### Data provided
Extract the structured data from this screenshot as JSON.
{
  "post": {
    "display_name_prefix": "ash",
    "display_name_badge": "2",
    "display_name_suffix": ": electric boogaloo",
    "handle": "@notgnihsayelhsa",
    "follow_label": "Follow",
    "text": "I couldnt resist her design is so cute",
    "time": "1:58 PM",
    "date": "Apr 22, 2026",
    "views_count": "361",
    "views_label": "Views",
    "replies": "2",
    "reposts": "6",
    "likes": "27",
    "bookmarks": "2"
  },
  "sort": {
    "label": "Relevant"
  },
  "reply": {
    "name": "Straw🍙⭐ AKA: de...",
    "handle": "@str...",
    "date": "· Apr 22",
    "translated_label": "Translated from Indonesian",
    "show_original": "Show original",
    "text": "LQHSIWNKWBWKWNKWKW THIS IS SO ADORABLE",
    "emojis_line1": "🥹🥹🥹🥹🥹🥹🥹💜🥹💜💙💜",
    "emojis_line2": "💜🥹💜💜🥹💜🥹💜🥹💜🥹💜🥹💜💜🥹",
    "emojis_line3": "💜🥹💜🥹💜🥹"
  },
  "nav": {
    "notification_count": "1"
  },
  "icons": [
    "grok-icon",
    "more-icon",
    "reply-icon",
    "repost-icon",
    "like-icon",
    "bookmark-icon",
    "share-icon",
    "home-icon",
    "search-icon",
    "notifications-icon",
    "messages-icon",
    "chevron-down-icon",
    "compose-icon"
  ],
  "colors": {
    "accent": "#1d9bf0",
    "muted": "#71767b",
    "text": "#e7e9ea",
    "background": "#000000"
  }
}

### Direction
Exactly reproduce all of the entries above.

### The reply
Extract the structured data from this screenshot as JSON.
{
  "post": {
    "display_name_prefix": "ash",
    "display_name_badge": "2",
    "display_name_suffix": ": electric boogaloo",
    "handle": "@notgnihsayelhsa",
    "follow_label": "Follow",
    "text": "I couldnt resist her design is so cute",
    "time": "1:58 PM",
    "date": "Apr 22, 2026",
    "views_count": "361",
    "views_label": "Views",
    "replies": "2",
    "reposts": "6",
    "likes": "27",
    "bookmarks": "2"
  },
  "sort": {
    "label": "Relevant"
  },
  "reply": {
    "name": "Straw🍙⭐ AKA: de...",
    "handle": "@str...",
    "date": "· Apr 22",
    "translated_label": "Translated from Indonesian",
    "show_original": "Show original",
    "text": "LQHSIWNKWBWKWNKWKW THIS IS SO ADORABLE",
    "emojis_line1": "🥹🥹🥹🥹🥹🥹🥹💜🥹💜💙💜",
    "emojis_line2": "💜🥹💜💜🥹💜🥹💜🥹💜🥹💜🥹💜💜🥹",
    "emojis_line3": "💜🥹💜🥹💜🥹"
  },
  "nav": {
    "notification_count": "1"
  },
  "icons": [
    "grok-icon",
    "more-icon",
    "reply-icon",
    "repost-icon",
    "like-icon",
    "bookmark-icon",
    "share-icon",
    "home-icon",
    "search-icon",
    "notifications-icon",
    "messages-icon",
    "chevron-down-icon",
    "compose-icon"
  ],
  "colors": {
    "accent": "#1d9bf0",
    "muted": "#71767b",
    "text": "#e7e9ea",
    "background": "#000000"
  }
}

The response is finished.